__EXERCISE REQUIREMENTS__
Exactly repeat the material, dropping every picture from the copy.

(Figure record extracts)
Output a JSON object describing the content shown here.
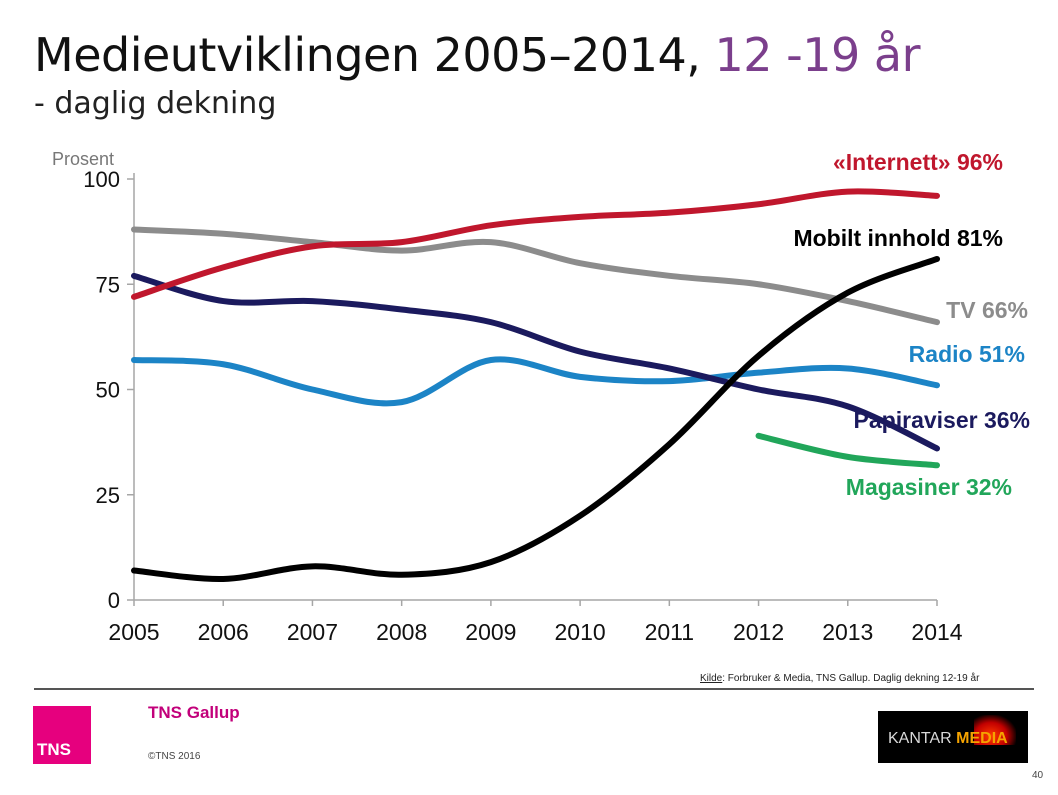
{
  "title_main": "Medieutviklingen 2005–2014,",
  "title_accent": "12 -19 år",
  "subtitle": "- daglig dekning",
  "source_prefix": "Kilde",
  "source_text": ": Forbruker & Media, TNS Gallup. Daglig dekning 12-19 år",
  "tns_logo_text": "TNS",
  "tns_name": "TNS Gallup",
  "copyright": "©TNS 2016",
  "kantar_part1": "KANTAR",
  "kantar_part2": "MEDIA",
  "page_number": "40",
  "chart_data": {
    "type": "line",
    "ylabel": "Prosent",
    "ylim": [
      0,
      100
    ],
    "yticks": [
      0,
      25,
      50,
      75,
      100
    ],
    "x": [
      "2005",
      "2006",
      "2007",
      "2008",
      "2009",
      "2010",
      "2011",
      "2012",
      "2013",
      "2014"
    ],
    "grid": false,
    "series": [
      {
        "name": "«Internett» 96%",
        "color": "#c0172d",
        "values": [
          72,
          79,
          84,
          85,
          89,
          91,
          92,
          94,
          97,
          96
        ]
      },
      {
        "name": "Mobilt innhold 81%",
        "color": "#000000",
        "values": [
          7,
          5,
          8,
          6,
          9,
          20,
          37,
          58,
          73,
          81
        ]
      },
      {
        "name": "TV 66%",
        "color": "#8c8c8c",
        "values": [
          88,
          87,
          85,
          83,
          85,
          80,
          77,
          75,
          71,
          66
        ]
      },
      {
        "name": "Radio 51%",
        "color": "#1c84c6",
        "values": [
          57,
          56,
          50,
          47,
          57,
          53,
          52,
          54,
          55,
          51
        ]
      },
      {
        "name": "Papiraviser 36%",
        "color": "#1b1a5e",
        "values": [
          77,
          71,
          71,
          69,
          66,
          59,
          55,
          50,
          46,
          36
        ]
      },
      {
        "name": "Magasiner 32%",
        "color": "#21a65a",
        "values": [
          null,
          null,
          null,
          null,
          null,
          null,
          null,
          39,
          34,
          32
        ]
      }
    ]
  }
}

__ANSWER TO THIS PROBLEM__
Output a JSON object describing the content shown here.
{
  "title_main": "Medieutviklingen 2005–2014,",
  "title_accent": "12 -19 år",
  "subtitle": "- daglig dekning",
  "source_prefix": "Kilde",
  "source_text": ": Forbruker & Media, TNS Gallup. Daglig dekning 12-19 år",
  "tns_logo_text": "TNS",
  "tns_name": "TNS Gallup",
  "copyright": "©TNS 2016",
  "kantar_part1": "KANTAR",
  "kantar_part2": "MEDIA",
  "page_number": "40",
  "chart_data": {
    "type": "line",
    "ylabel": "Prosent",
    "ylim": [
      0,
      100
    ],
    "yticks": [
      0,
      25,
      50,
      75,
      100
    ],
    "x": [
      "2005",
      "2006",
      "2007",
      "2008",
      "2009",
      "2010",
      "2011",
      "2012",
      "2013",
      "2014"
    ],
    "grid": false,
    "series": [
      {
        "name": "«Internett» 96%",
        "color": "#c0172d",
        "values": [
          72,
          79,
          84,
          85,
          89,
          91,
          92,
          94,
          97,
          96
        ]
      },
      {
        "name": "Mobilt innhold 81%",
        "color": "#000000",
        "values": [
          7,
          5,
          8,
          6,
          9,
          20,
          37,
          58,
          73,
          81
        ]
      },
      {
        "name": "TV 66%",
        "color": "#8c8c8c",
        "values": [
          88,
          87,
          85,
          83,
          85,
          80,
          77,
          75,
          71,
          66
        ]
      },
      {
        "name": "Radio 51%",
        "color": "#1c84c6",
        "values": [
          57,
          56,
          50,
          47,
          57,
          53,
          52,
          54,
          55,
          51
        ]
      },
      {
        "name": "Papiraviser 36%",
        "color": "#1b1a5e",
        "values": [
          77,
          71,
          71,
          69,
          66,
          59,
          55,
          50,
          46,
          36
        ]
      },
      {
        "name": "Magasiner 32%",
        "color": "#21a65a",
        "values": [
          null,
          null,
          null,
          null,
          null,
          null,
          null,
          39,
          34,
          32
        ]
      }
    ]
  }
}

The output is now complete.